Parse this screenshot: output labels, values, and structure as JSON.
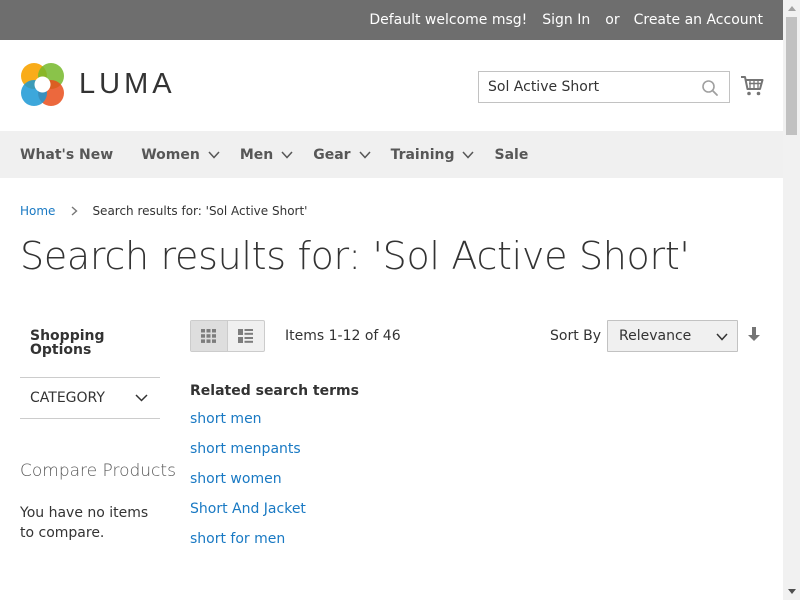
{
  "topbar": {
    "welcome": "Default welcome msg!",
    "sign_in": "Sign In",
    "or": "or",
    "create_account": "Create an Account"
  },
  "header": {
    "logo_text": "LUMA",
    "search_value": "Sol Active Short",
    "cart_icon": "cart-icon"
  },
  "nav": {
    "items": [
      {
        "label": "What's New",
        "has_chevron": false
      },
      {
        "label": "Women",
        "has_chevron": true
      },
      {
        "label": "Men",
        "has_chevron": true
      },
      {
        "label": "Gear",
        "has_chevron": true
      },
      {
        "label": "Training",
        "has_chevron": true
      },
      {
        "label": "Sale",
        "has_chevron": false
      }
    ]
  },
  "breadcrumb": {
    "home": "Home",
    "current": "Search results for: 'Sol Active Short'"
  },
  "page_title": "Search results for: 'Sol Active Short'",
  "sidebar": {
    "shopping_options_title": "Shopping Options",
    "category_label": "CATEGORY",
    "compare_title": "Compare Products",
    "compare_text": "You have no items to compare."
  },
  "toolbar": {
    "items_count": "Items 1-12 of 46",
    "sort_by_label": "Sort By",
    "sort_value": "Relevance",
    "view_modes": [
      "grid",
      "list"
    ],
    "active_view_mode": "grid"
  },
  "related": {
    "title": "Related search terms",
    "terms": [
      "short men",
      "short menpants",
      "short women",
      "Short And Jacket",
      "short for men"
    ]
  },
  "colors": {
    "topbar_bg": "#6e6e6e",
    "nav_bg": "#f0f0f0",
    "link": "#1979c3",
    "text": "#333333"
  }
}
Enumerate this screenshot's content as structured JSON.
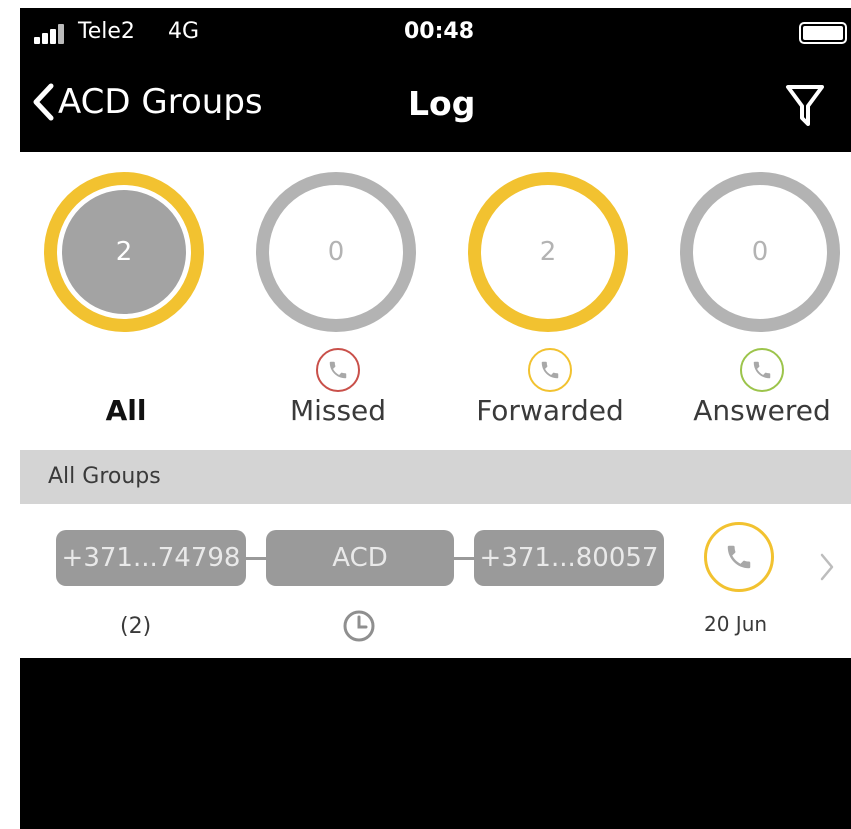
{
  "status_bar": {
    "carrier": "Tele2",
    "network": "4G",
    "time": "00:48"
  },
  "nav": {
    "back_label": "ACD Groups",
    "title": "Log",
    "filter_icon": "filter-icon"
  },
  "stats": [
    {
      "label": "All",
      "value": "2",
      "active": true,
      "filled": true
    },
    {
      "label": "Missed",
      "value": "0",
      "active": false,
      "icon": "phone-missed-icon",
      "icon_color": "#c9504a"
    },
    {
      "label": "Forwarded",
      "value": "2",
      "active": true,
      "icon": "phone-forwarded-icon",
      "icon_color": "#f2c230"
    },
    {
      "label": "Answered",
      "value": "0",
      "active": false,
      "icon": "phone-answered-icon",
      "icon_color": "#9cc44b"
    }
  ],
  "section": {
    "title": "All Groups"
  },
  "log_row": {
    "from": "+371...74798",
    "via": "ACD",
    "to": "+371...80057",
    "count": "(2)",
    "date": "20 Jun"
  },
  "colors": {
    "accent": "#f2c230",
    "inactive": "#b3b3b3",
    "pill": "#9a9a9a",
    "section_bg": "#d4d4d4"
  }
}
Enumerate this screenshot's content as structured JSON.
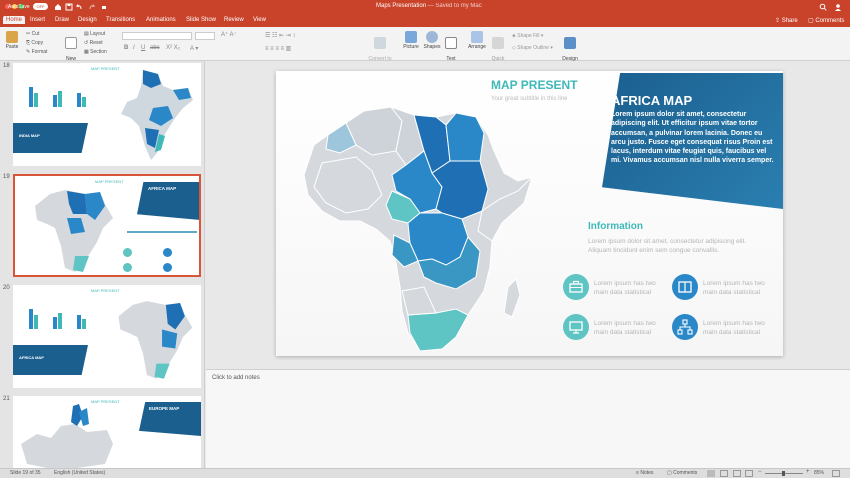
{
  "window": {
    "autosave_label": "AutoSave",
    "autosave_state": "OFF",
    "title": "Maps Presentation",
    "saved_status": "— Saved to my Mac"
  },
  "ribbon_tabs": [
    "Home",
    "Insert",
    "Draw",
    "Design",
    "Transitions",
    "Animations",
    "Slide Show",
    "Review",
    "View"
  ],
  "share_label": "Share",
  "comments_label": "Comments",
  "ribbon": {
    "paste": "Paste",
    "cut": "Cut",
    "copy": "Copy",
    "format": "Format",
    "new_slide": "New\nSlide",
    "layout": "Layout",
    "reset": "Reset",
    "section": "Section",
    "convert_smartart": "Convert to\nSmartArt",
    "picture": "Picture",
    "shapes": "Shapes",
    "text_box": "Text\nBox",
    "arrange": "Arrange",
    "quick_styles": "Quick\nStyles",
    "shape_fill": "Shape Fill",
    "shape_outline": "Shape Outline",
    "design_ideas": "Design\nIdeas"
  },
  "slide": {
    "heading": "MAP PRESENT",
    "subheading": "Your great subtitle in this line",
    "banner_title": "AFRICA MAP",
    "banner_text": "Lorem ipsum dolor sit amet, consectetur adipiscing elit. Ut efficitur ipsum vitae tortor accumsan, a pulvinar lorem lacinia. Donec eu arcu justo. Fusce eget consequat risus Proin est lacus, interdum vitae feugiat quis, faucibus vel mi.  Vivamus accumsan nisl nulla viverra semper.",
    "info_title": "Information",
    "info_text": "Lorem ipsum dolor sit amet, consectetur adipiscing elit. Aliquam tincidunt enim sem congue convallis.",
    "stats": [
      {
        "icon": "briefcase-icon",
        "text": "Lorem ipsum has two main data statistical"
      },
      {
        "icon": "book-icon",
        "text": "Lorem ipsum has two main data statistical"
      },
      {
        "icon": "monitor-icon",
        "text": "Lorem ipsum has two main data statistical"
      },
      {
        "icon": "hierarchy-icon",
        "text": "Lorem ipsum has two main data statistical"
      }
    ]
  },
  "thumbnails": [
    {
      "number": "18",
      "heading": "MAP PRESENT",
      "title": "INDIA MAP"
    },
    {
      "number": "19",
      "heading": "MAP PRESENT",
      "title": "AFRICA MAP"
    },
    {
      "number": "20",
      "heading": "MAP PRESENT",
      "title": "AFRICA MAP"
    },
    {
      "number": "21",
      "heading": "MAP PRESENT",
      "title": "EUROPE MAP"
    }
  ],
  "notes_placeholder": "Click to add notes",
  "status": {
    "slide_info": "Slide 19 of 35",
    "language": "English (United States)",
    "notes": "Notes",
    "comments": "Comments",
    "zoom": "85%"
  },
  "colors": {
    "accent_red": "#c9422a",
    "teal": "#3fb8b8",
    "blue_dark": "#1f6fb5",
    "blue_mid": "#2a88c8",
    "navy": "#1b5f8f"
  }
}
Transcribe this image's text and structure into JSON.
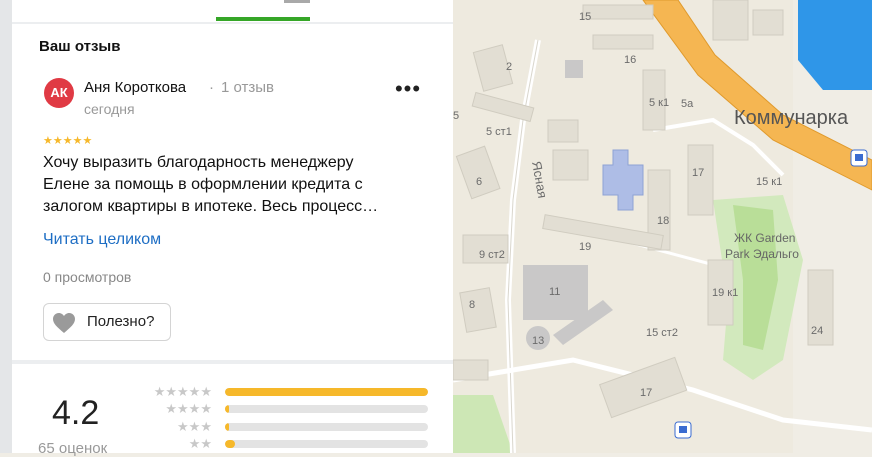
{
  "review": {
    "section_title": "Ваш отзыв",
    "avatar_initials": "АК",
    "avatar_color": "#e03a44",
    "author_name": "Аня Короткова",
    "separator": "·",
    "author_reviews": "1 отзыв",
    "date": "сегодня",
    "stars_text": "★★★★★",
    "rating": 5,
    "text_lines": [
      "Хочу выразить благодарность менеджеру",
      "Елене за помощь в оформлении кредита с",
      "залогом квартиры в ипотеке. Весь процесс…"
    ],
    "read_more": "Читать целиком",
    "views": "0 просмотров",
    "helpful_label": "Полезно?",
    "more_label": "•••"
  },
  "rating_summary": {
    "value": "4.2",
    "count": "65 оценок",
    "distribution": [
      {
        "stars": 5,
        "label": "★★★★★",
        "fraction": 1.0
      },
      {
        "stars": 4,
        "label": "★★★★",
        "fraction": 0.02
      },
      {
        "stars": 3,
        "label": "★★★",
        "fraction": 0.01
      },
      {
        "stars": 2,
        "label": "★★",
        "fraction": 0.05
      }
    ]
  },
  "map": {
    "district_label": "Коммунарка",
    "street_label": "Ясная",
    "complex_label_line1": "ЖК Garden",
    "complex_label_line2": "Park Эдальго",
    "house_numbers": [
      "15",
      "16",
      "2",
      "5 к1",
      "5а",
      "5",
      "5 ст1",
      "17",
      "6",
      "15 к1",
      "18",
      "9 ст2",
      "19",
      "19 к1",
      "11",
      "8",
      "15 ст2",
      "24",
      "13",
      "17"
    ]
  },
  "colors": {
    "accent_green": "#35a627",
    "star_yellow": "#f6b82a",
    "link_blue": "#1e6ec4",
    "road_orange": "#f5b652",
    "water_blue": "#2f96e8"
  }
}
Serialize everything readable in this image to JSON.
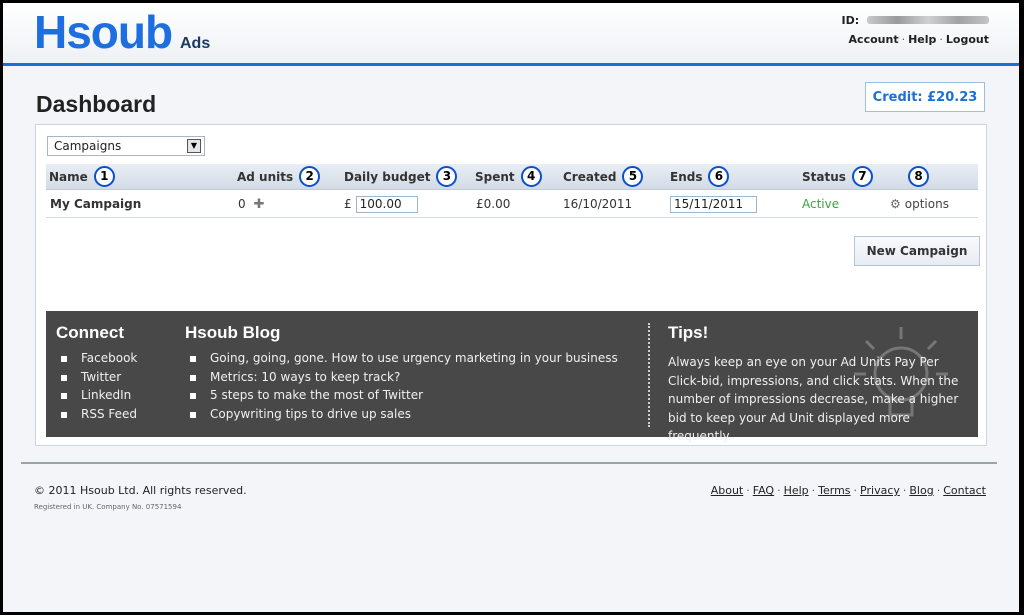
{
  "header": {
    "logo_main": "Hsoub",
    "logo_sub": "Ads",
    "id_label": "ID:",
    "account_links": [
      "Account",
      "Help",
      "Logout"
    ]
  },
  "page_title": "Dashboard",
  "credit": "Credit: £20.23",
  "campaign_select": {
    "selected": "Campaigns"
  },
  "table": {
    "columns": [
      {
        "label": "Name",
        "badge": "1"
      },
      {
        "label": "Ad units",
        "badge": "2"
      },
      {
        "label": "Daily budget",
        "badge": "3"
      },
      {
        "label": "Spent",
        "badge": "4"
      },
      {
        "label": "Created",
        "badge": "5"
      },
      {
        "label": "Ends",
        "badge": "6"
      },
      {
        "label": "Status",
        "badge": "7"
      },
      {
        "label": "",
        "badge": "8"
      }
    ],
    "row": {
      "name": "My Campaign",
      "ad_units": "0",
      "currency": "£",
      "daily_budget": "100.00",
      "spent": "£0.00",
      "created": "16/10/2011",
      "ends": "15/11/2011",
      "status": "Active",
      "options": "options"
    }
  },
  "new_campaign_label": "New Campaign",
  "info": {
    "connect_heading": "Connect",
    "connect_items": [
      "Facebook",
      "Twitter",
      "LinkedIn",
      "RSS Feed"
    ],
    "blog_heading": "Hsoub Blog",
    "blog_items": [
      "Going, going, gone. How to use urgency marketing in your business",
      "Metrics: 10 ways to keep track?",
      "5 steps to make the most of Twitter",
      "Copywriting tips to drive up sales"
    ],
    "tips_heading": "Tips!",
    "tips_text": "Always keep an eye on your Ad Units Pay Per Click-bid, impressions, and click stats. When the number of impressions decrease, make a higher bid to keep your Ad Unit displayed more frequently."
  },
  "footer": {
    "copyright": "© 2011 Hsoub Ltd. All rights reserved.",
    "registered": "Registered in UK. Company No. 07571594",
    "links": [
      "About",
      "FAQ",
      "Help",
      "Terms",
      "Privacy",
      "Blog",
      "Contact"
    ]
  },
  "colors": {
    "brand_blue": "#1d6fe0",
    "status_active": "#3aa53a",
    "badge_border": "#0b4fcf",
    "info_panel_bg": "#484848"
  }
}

***

* _JOB_:
Every line of the listing that holds "Groups" should be found and copied.

* _COMPLETE RESPONSE_:
    "back_label": "ACD Groups",
    "title": "All Groups"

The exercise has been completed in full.